What you are asked to do: Restate, word for word, every line of the data.

Material supplied:
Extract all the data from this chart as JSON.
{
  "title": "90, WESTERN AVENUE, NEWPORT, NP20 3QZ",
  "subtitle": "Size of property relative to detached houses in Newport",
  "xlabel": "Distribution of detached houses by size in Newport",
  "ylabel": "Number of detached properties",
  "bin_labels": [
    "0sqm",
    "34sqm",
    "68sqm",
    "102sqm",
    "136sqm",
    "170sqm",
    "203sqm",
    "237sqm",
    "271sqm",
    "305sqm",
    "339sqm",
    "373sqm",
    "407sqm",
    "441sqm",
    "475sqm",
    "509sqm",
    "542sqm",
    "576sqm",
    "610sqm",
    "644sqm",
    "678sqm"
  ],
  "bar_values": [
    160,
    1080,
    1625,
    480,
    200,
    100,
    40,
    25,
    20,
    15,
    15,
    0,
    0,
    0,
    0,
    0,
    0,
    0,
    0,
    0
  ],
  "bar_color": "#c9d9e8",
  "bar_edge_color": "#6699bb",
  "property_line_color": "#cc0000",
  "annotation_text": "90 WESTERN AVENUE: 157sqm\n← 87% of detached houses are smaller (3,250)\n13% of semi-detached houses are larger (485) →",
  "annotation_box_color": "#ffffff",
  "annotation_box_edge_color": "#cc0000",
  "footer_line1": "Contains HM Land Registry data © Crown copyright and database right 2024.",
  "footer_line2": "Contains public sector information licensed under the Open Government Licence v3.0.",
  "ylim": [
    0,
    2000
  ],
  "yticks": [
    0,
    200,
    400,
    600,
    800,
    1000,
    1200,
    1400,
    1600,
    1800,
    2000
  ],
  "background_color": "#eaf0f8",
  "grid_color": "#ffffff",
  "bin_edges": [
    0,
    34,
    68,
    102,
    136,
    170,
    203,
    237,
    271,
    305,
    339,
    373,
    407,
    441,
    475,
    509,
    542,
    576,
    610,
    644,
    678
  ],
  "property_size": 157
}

Full response:
Extract all the data from this chart as JSON.
{
  "title": "90, WESTERN AVENUE, NEWPORT, NP20 3QZ",
  "subtitle": "Size of property relative to detached houses in Newport",
  "xlabel": "Distribution of detached houses by size in Newport",
  "ylabel": "Number of detached properties",
  "bin_labels": [
    "0sqm",
    "34sqm",
    "68sqm",
    "102sqm",
    "136sqm",
    "170sqm",
    "203sqm",
    "237sqm",
    "271sqm",
    "305sqm",
    "339sqm",
    "373sqm",
    "407sqm",
    "441sqm",
    "475sqm",
    "509sqm",
    "542sqm",
    "576sqm",
    "610sqm",
    "644sqm",
    "678sqm"
  ],
  "bar_values": [
    160,
    1080,
    1625,
    480,
    200,
    100,
    40,
    25,
    20,
    15,
    15,
    0,
    0,
    0,
    0,
    0,
    0,
    0,
    0,
    0
  ],
  "bar_color": "#c9d9e8",
  "bar_edge_color": "#6699bb",
  "property_line_color": "#cc0000",
  "annotation_text": "90 WESTERN AVENUE: 157sqm\n← 87% of detached houses are smaller (3,250)\n13% of semi-detached houses are larger (485) →",
  "annotation_box_color": "#ffffff",
  "annotation_box_edge_color": "#cc0000",
  "footer_line1": "Contains HM Land Registry data © Crown copyright and database right 2024.",
  "footer_line2": "Contains public sector information licensed under the Open Government Licence v3.0.",
  "ylim": [
    0,
    2000
  ],
  "yticks": [
    0,
    200,
    400,
    600,
    800,
    1000,
    1200,
    1400,
    1600,
    1800,
    2000
  ],
  "background_color": "#eaf0f8",
  "grid_color": "#ffffff",
  "bin_edges": [
    0,
    34,
    68,
    102,
    136,
    170,
    203,
    237,
    271,
    305,
    339,
    373,
    407,
    441,
    475,
    509,
    542,
    576,
    610,
    644,
    678
  ],
  "property_size": 157
}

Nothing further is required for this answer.